Saved data entries

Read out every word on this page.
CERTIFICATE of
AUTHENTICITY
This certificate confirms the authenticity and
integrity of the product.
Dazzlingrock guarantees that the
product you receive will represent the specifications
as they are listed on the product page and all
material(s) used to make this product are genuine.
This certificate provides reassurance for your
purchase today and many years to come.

Written instruction -
Filter the records, keeping only lines that contain "product", and show those lines.

Written response -
integrity of the product.
product you receive will represent the specifications
as they are listed on the product page and all
material(s) used to make this product are genuine.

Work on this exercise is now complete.